"Flying Home" is a jazz and jump blues composition written by Benny Goodman and Lionel Hampton with lyrics by Sid Robin.

Background
It was reportedly developed while Hampton was in the Benny Goodman band. A gig in 1939 required the band to fly from Los Angeles to Atlantic City, the first time Hampton had flown. He began whistling a tune while waiting for the plane to taxi. Goodman asked him what it was, and Hampton said, "I don't know. We can call it 'Flying Home,' I guess." Hampton later confessed that the tune was a way for him to keep his mind off of the impending flight. The Goodman Quartet played the tune for the first time that night; later that year Goodman recorded the first version of the song, featuring a memorable solo from pioneering guitarist Charlie Christian. Hampton liked the song so much that it became his theme once he left Goodman.

Recordings
It was first recorded by the Benny Goodman Sextet on November 6, 1939, featuring solos by Hampton and Charlie Christian. Several other groups recorded the tune. 
In 1942, Lionel Hampton and His Orchestra recorded the song with an epic-length tenor saxophone solo by nineteen-year-old Illinois Jacquet. The song became the climax for live shows, with Jacquet expected to repeat his famous solo, note-by-note.
On the recording of May 26, 1942, Hampton takes a brief intro (as if to show whose band this is) and the band plays the melody for 16 bars. The vibraphonist takes the bridge and the ensemble plays a catchy riff to finish the chorus. Jacquet then takes a two-chorus solo that would make musical history. His first chorus is fairly straightforward, playing with a sound and a melodic logic that is influenced by Lester Young. The second chorus finds him repeating the same note 12 times on every other beat, a hallmark of early rhythm and blues of the mid-to-late 1940s. After playing another phrase, he repeats the same note a dozen more times before ending the chorus. The full ensemble joins in for 16 bars and for the bridge Hampton and his lead trumpeter Ernie Royal exchange phrases with Royal ending with an impressive high note. The band returns for eight bars, Hampton and Royal repeat their routine, and the trumpeter screams over the ensemble as the band romps for the final eight bars that conclude the performance.

• • • • •

_What is required_: Resume the history of the song "Flying Home" above, starting right after its last sentence.

_Dataset excerpts_:
• • • • •

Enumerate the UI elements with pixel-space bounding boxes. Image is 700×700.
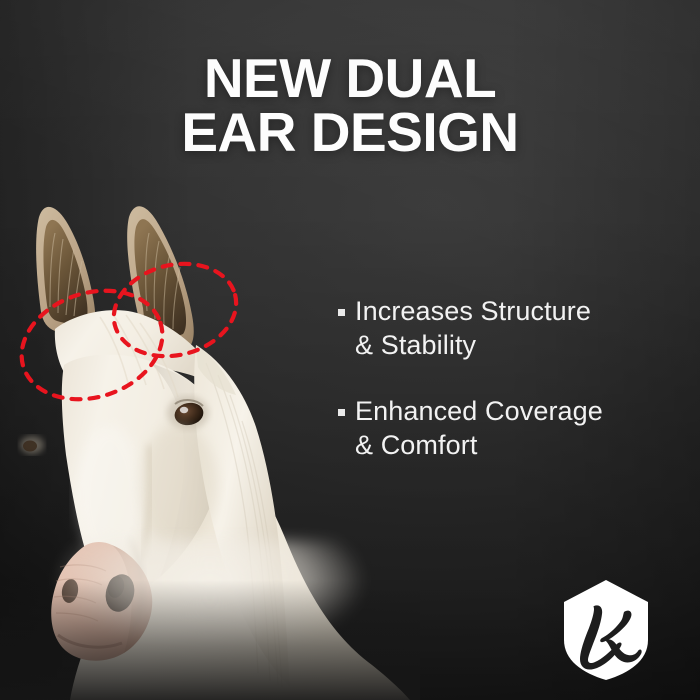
list-item: Increases Structure & Stability [338,294,668,362]
square-bullet-icon [338,409,345,416]
square-bullet-icon [338,309,345,316]
horse-eye [167,396,209,430]
horse-eye-far [20,436,44,454]
brand-logo [560,578,652,682]
shield-shape [564,580,648,680]
list-item: Enhanced Coverage & Comfort [338,394,668,462]
feature-bullet-list: Increases Structure & Stability Enhanced… [338,294,668,494]
promo-graphic: NEW DUAL EAR DESIGN Increases Structure … [0,0,700,700]
page-title: NEW DUAL EAR DESIGN [0,52,700,160]
bullet-text: Increases Structure & Stability [355,294,591,362]
bullet-text: Enhanced Coverage & Comfort [355,394,603,462]
shield-k-logo-icon [560,578,652,682]
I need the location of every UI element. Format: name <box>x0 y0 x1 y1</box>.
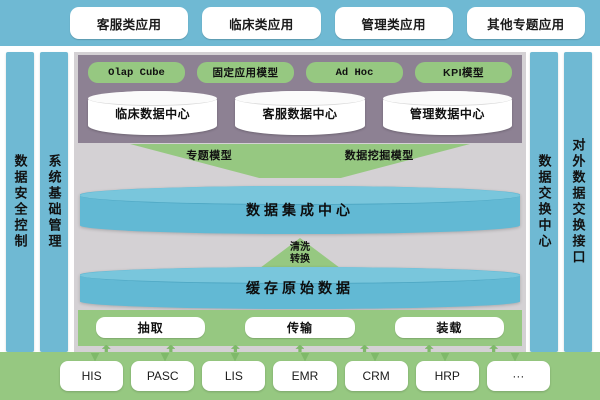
etl-step-label: 抽取 <box>138 319 164 336</box>
source-system-more[interactable]: ··· <box>487 361 550 391</box>
etl-step-label: 传输 <box>287 319 313 336</box>
etl-step-extract[interactable]: 抽取 <box>96 317 205 338</box>
etl-step-label: 装载 <box>436 319 462 336</box>
etl-step-transfer[interactable]: 传输 <box>245 317 354 338</box>
model-pill-label: Ad Hoc <box>336 67 374 79</box>
source-system-label: PASC <box>147 369 179 383</box>
app-pill-label: 其他专题应用 <box>487 14 564 33</box>
app-pill-clinical[interactable]: 临床类应用 <box>202 7 320 39</box>
source-system-crm[interactable]: CRM <box>345 361 408 391</box>
sidebar-data-exchange-center[interactable]: 数据交换中心 <box>530 52 558 352</box>
analytic-panel: Olap Cube 固定应用模型 Ad Hoc KPI模型 临床数据中心 客服数… <box>78 55 522 143</box>
transform-label-cleanse: 清洗 <box>290 242 310 255</box>
model-pill-kpi-model[interactable]: KPI模型 <box>415 62 512 83</box>
etl-step-row: 抽取 传输 装载 <box>96 317 504 338</box>
source-system-emr[interactable]: EMR <box>273 361 336 391</box>
sidebar-label: 系统基础管理 <box>48 154 61 250</box>
source-system-lis[interactable]: LIS <box>202 361 265 391</box>
source-system-row: HIS PASC LIS EMR CRM HRP ··· <box>60 361 550 391</box>
data-center-label: 客服数据中心 <box>262 105 337 122</box>
sidebar-label: 数据安全控制 <box>14 154 27 250</box>
top-application-band: 客服类应用 临床类应用 管理类应用 其他专题应用 <box>0 0 600 46</box>
source-system-label: CRM <box>362 369 389 383</box>
source-system-label: EMR <box>292 369 319 383</box>
cache-raw-data-layer[interactable]: 缓存原始数据 <box>80 267 520 309</box>
app-pill-label: 临床类应用 <box>229 14 294 33</box>
source-system-label: HRP <box>435 369 460 383</box>
transform-arrow-labels: 清洗 转换 <box>260 239 340 269</box>
sidebar-system-base-management[interactable]: 系统基础管理 <box>40 52 68 352</box>
application-pill-row: 客服类应用 临床类应用 管理类应用 其他专题应用 <box>70 7 585 39</box>
sidebar-label: 数据交换中心 <box>538 154 551 250</box>
data-integration-center-label: 数据集成中心 <box>246 200 354 220</box>
sidebar-external-data-exchange-interface[interactable]: 对外数据交换接口 <box>564 52 592 352</box>
app-pill-customer-service[interactable]: 客服类应用 <box>70 7 188 39</box>
app-pill-label: 客服类应用 <box>97 14 162 33</box>
cache-raw-data-label: 缓存原始数据 <box>246 278 354 298</box>
etl-step-load[interactable]: 装载 <box>395 317 504 338</box>
funnel-label-data-mining-model: 数据挖掘模型 <box>345 147 414 163</box>
source-system-hrp[interactable]: HRP <box>416 361 479 391</box>
transform-label-convert: 转换 <box>290 254 310 267</box>
data-center-row: 临床数据中心 客服数据中心 管理数据中心 <box>88 91 512 135</box>
model-pill-ad-hoc[interactable]: Ad Hoc <box>306 62 403 83</box>
model-pill-olap-cube[interactable]: Olap Cube <box>88 62 185 83</box>
model-pill-fixed-application-model[interactable]: 固定应用模型 <box>197 62 294 83</box>
app-pill-management[interactable]: 管理类应用 <box>335 7 453 39</box>
data-integration-center[interactable]: 数据集成中心 <box>80 186 520 234</box>
data-center-label: 临床数据中心 <box>115 105 190 122</box>
data-center-management[interactable]: 管理数据中心 <box>383 91 512 135</box>
source-system-his[interactable]: HIS <box>60 361 123 391</box>
data-center-label: 管理数据中心 <box>410 105 485 122</box>
model-pill-label: Olap Cube <box>108 67 165 79</box>
sidebar-data-security-control[interactable]: 数据安全控制 <box>6 52 34 352</box>
model-pill-label: 固定应用模型 <box>213 65 279 80</box>
app-pill-label: 管理类应用 <box>361 14 426 33</box>
source-system-label: HIS <box>82 369 102 383</box>
model-pill-label: KPI模型 <box>443 65 484 80</box>
source-system-pasc[interactable]: PASC <box>131 361 194 391</box>
funnel-label-topic-model: 专题模型 <box>186 147 232 163</box>
data-center-clinical[interactable]: 临床数据中心 <box>88 91 217 135</box>
data-center-customer-service[interactable]: 客服数据中心 <box>235 91 364 135</box>
central-stack: Olap Cube 固定应用模型 Ad Hoc KPI模型 临床数据中心 客服数… <box>74 52 526 352</box>
app-pill-other-topic[interactable]: 其他专题应用 <box>467 7 585 39</box>
source-system-label: LIS <box>225 369 243 383</box>
source-system-label: ··· <box>512 369 524 383</box>
sidebar-label: 对外数据交换接口 <box>572 138 585 266</box>
architecture-diagram: 客服类应用 临床类应用 管理类应用 其他专题应用 数据安全控制 系统基础管理 数… <box>0 0 600 400</box>
model-funnel-labels: 专题模型 数据挖掘模型 <box>130 147 470 163</box>
analytic-model-row: Olap Cube 固定应用模型 Ad Hoc KPI模型 <box>88 62 512 83</box>
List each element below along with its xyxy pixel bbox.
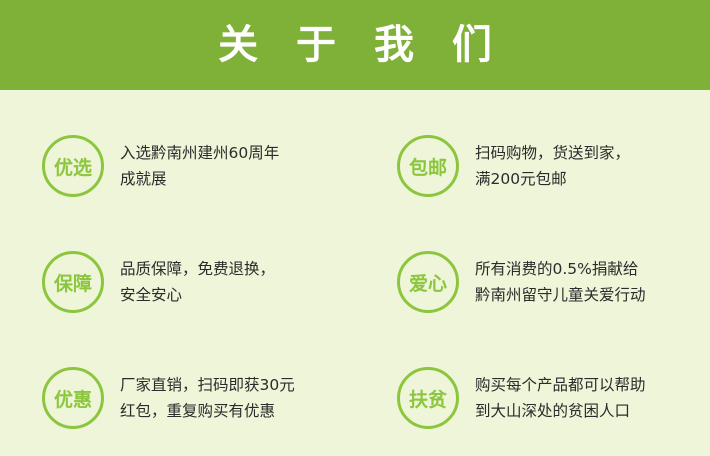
feature-text-line: 扫码购物，货送到家， xyxy=(475,140,630,166)
about-us-page: 关 于 我 们 优选 入选黔南州建州60周年 成就展 包邮 扫码购物，货送到家，… xyxy=(0,0,710,456)
feature-text: 入选黔南州建州60周年 成就展 xyxy=(120,140,279,192)
feature-badge: 优选 xyxy=(42,135,104,197)
feature-item-baozhang: 保障 品质保障，免费退换， 安全安心 xyxy=(0,224,355,340)
feature-text: 厂家直销，扫码即获30元 红包，重复购买有优惠 xyxy=(120,372,295,424)
feature-text-line: 满200元包邮 xyxy=(475,166,630,192)
feature-text-line: 黔南州留守儿童关爱行动 xyxy=(475,282,646,308)
feature-text-line: 入选黔南州建州60周年 xyxy=(120,140,279,166)
feature-item-youhui: 优惠 厂家直销，扫码即获30元 红包，重复购买有优惠 xyxy=(0,340,355,456)
feature-text-line: 品质保障，免费退换， xyxy=(120,256,275,282)
feature-text: 扫码购物，货送到家， 满200元包邮 xyxy=(475,140,630,192)
feature-text-line: 厂家直销，扫码即获30元 xyxy=(120,372,295,398)
features-section: 优选 入选黔南州建州60周年 成就展 包邮 扫码购物，货送到家， 满200元包邮… xyxy=(0,90,710,456)
page-header: 关 于 我 们 xyxy=(0,0,710,90)
feature-text: 购买每个产品都可以帮助 到大山深处的贫困人口 xyxy=(475,372,646,424)
feature-badge: 爱心 xyxy=(397,251,459,313)
feature-text-line: 所有消费的0.5%捐献给 xyxy=(475,256,646,282)
feature-text-line: 到大山深处的贫困人口 xyxy=(475,398,646,424)
feature-text-line: 红包，重复购买有优惠 xyxy=(120,398,295,424)
page-title: 关 于 我 们 xyxy=(206,25,504,65)
feature-text: 所有消费的0.5%捐献给 黔南州留守儿童关爱行动 xyxy=(475,256,646,308)
feature-badge: 优惠 xyxy=(42,367,104,429)
feature-text-line: 安全安心 xyxy=(120,282,275,308)
features-grid: 优选 入选黔南州建州60周年 成就展 包邮 扫码购物，货送到家， 满200元包邮… xyxy=(0,108,710,456)
feature-text: 品质保障，免费退换， 安全安心 xyxy=(120,256,275,308)
feature-text-line: 购买每个产品都可以帮助 xyxy=(475,372,646,398)
feature-badge: 保障 xyxy=(42,251,104,313)
feature-badge: 包邮 xyxy=(397,135,459,197)
feature-badge: 扶贫 xyxy=(397,367,459,429)
feature-item-aixin: 爱心 所有消费的0.5%捐献给 黔南州留守儿童关爱行动 xyxy=(355,224,710,340)
feature-item-baoyou: 包邮 扫码购物，货送到家， 满200元包邮 xyxy=(355,108,710,224)
feature-item-fupin: 扶贫 购买每个产品都可以帮助 到大山深处的贫困人口 xyxy=(355,340,710,456)
feature-text-line: 成就展 xyxy=(120,166,279,192)
feature-item-youxuan: 优选 入选黔南州建州60周年 成就展 xyxy=(0,108,355,224)
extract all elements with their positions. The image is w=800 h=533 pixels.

• • • • •

_Result for this task_:
 Singer Chris Connor recorded the song for Atlantic Records and released it as a single in 1959. 
Harry James recorded a version in 1965 on his album New Versions of Down Beat Favorites (MGM).
Ella Fitzgerald recorded a seven-minute-plus version for the album Digital III at Montreux (1979). Lullabies of Birdland includes another version by Fitzgerald that The New York Times called "one of the most influential vocal jazz records of the decade... Where other singers, most notably Louis Armstrong, had tried similar improvisation, no one before Miss Fitzgerald employed the technique with such dazzling inventiveness."
There is a 2:30-minute version of the song in the 1992 film A League Of Their Own and on the movie score album by Hans Zimmer.  Performers were not credited.

Accolades and other uses
"Flying Home" is mentioned in The Autobiography of Malcolm X (1965) and a Lindy Hop dance arrangement is featured in the film Malcolm X (1992).
In 1996, it won a Grammy Hall of Fame Award.
Ralph Ellison named a short story (1944) after the song that became the title of a posthumous collection.
 Flying Home (1978) is the title of a novel by Morris Lurie who uses references to jazz in his stories.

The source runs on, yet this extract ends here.